• WRITTEN EXERCISE:
Look through the material below for "content". Copy every line that contains it.

-- BEGIN RECORDS SUPPLIED --

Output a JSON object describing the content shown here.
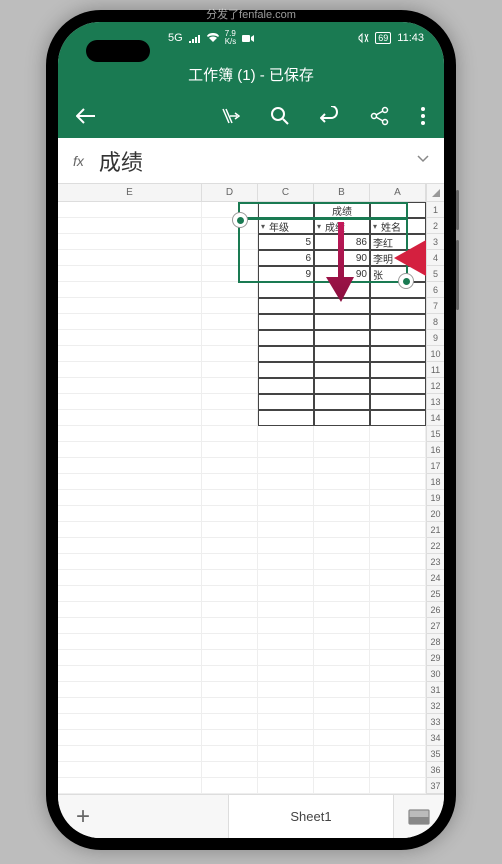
{
  "status": {
    "signal": "5G",
    "speed": "7.9",
    "speed_unit": "K/s",
    "battery": "69",
    "time": "11:43"
  },
  "title": "工作簿 (1) - 已保存",
  "formula": {
    "label": "fx",
    "value": "成绩"
  },
  "columns": [
    "E",
    "D",
    "C",
    "B",
    "A"
  ],
  "row_numbers": [
    "1",
    "2",
    "3",
    "4",
    "5",
    "6",
    "7",
    "8",
    "9",
    "10",
    "11",
    "12",
    "13",
    "14",
    "15",
    "16",
    "17",
    "18",
    "19",
    "20",
    "21",
    "22",
    "23",
    "24",
    "25",
    "26",
    "27",
    "28",
    "29",
    "30",
    "31",
    "32",
    "33",
    "34",
    "35",
    "36",
    "37"
  ],
  "table": {
    "header_merged": "成绩",
    "filters": [
      "年级",
      "成绩",
      "姓名"
    ],
    "rows": [
      {
        "c": "5",
        "b": "86",
        "a": "李红"
      },
      {
        "c": "6",
        "b": "90",
        "a": "李明"
      },
      {
        "c": "9",
        "b": "90",
        "a": "张"
      }
    ]
  },
  "sheet": {
    "name": "Sheet1",
    "add": "+"
  },
  "watermark": "分发了fenfale.com"
}
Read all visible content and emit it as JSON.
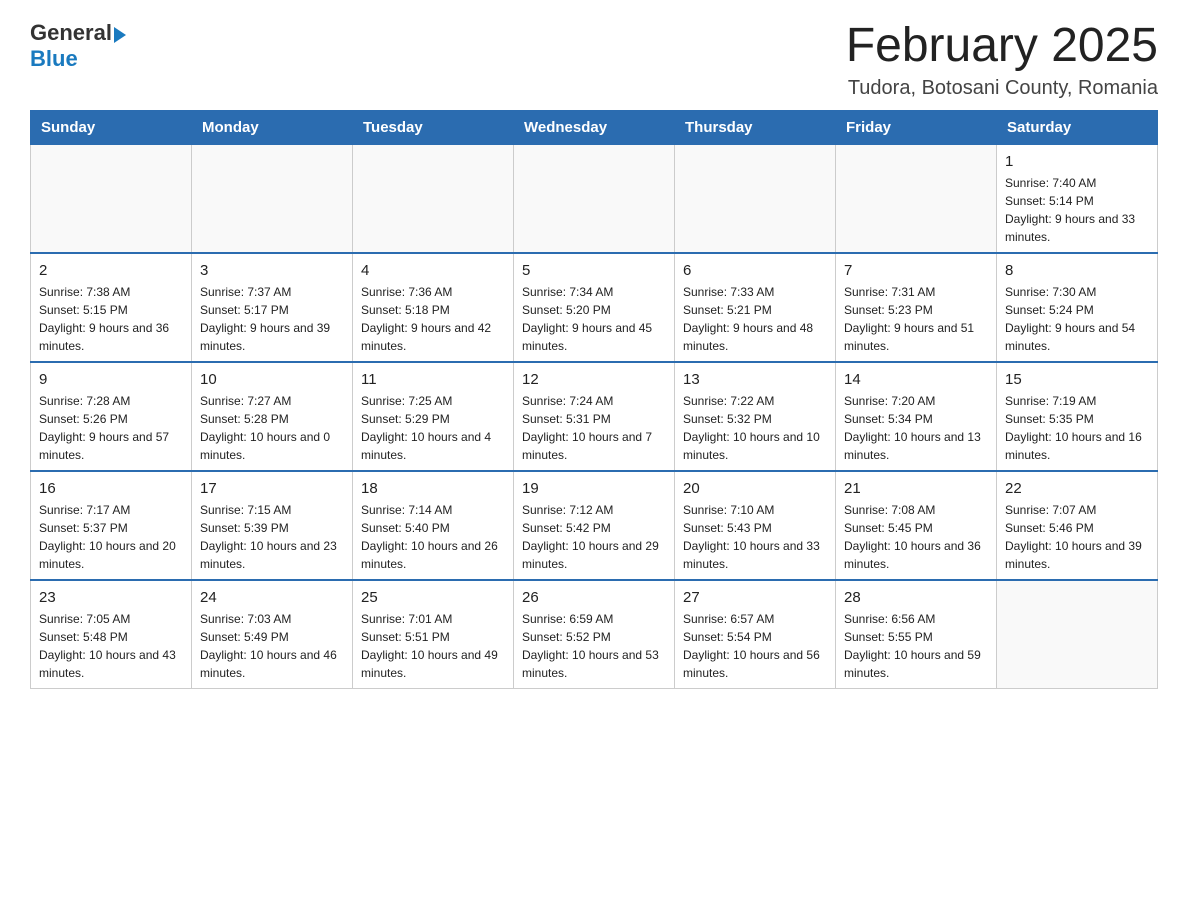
{
  "header": {
    "logo_general": "General",
    "logo_blue": "Blue",
    "month_title": "February 2025",
    "location": "Tudora, Botosani County, Romania"
  },
  "days_of_week": [
    "Sunday",
    "Monday",
    "Tuesday",
    "Wednesday",
    "Thursday",
    "Friday",
    "Saturday"
  ],
  "weeks": [
    [
      {
        "day": "",
        "info": ""
      },
      {
        "day": "",
        "info": ""
      },
      {
        "day": "",
        "info": ""
      },
      {
        "day": "",
        "info": ""
      },
      {
        "day": "",
        "info": ""
      },
      {
        "day": "",
        "info": ""
      },
      {
        "day": "1",
        "info": "Sunrise: 7:40 AM\nSunset: 5:14 PM\nDaylight: 9 hours and 33 minutes."
      }
    ],
    [
      {
        "day": "2",
        "info": "Sunrise: 7:38 AM\nSunset: 5:15 PM\nDaylight: 9 hours and 36 minutes."
      },
      {
        "day": "3",
        "info": "Sunrise: 7:37 AM\nSunset: 5:17 PM\nDaylight: 9 hours and 39 minutes."
      },
      {
        "day": "4",
        "info": "Sunrise: 7:36 AM\nSunset: 5:18 PM\nDaylight: 9 hours and 42 minutes."
      },
      {
        "day": "5",
        "info": "Sunrise: 7:34 AM\nSunset: 5:20 PM\nDaylight: 9 hours and 45 minutes."
      },
      {
        "day": "6",
        "info": "Sunrise: 7:33 AM\nSunset: 5:21 PM\nDaylight: 9 hours and 48 minutes."
      },
      {
        "day": "7",
        "info": "Sunrise: 7:31 AM\nSunset: 5:23 PM\nDaylight: 9 hours and 51 minutes."
      },
      {
        "day": "8",
        "info": "Sunrise: 7:30 AM\nSunset: 5:24 PM\nDaylight: 9 hours and 54 minutes."
      }
    ],
    [
      {
        "day": "9",
        "info": "Sunrise: 7:28 AM\nSunset: 5:26 PM\nDaylight: 9 hours and 57 minutes."
      },
      {
        "day": "10",
        "info": "Sunrise: 7:27 AM\nSunset: 5:28 PM\nDaylight: 10 hours and 0 minutes."
      },
      {
        "day": "11",
        "info": "Sunrise: 7:25 AM\nSunset: 5:29 PM\nDaylight: 10 hours and 4 minutes."
      },
      {
        "day": "12",
        "info": "Sunrise: 7:24 AM\nSunset: 5:31 PM\nDaylight: 10 hours and 7 minutes."
      },
      {
        "day": "13",
        "info": "Sunrise: 7:22 AM\nSunset: 5:32 PM\nDaylight: 10 hours and 10 minutes."
      },
      {
        "day": "14",
        "info": "Sunrise: 7:20 AM\nSunset: 5:34 PM\nDaylight: 10 hours and 13 minutes."
      },
      {
        "day": "15",
        "info": "Sunrise: 7:19 AM\nSunset: 5:35 PM\nDaylight: 10 hours and 16 minutes."
      }
    ],
    [
      {
        "day": "16",
        "info": "Sunrise: 7:17 AM\nSunset: 5:37 PM\nDaylight: 10 hours and 20 minutes."
      },
      {
        "day": "17",
        "info": "Sunrise: 7:15 AM\nSunset: 5:39 PM\nDaylight: 10 hours and 23 minutes."
      },
      {
        "day": "18",
        "info": "Sunrise: 7:14 AM\nSunset: 5:40 PM\nDaylight: 10 hours and 26 minutes."
      },
      {
        "day": "19",
        "info": "Sunrise: 7:12 AM\nSunset: 5:42 PM\nDaylight: 10 hours and 29 minutes."
      },
      {
        "day": "20",
        "info": "Sunrise: 7:10 AM\nSunset: 5:43 PM\nDaylight: 10 hours and 33 minutes."
      },
      {
        "day": "21",
        "info": "Sunrise: 7:08 AM\nSunset: 5:45 PM\nDaylight: 10 hours and 36 minutes."
      },
      {
        "day": "22",
        "info": "Sunrise: 7:07 AM\nSunset: 5:46 PM\nDaylight: 10 hours and 39 minutes."
      }
    ],
    [
      {
        "day": "23",
        "info": "Sunrise: 7:05 AM\nSunset: 5:48 PM\nDaylight: 10 hours and 43 minutes."
      },
      {
        "day": "24",
        "info": "Sunrise: 7:03 AM\nSunset: 5:49 PM\nDaylight: 10 hours and 46 minutes."
      },
      {
        "day": "25",
        "info": "Sunrise: 7:01 AM\nSunset: 5:51 PM\nDaylight: 10 hours and 49 minutes."
      },
      {
        "day": "26",
        "info": "Sunrise: 6:59 AM\nSunset: 5:52 PM\nDaylight: 10 hours and 53 minutes."
      },
      {
        "day": "27",
        "info": "Sunrise: 6:57 AM\nSunset: 5:54 PM\nDaylight: 10 hours and 56 minutes."
      },
      {
        "day": "28",
        "info": "Sunrise: 6:56 AM\nSunset: 5:55 PM\nDaylight: 10 hours and 59 minutes."
      },
      {
        "day": "",
        "info": ""
      }
    ]
  ]
}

-- END RECORDS SUPPLIED --

• FINISHED ANSWER:
Output a JSON object describing the content shown here.
Read all visible content and emit it as JSON.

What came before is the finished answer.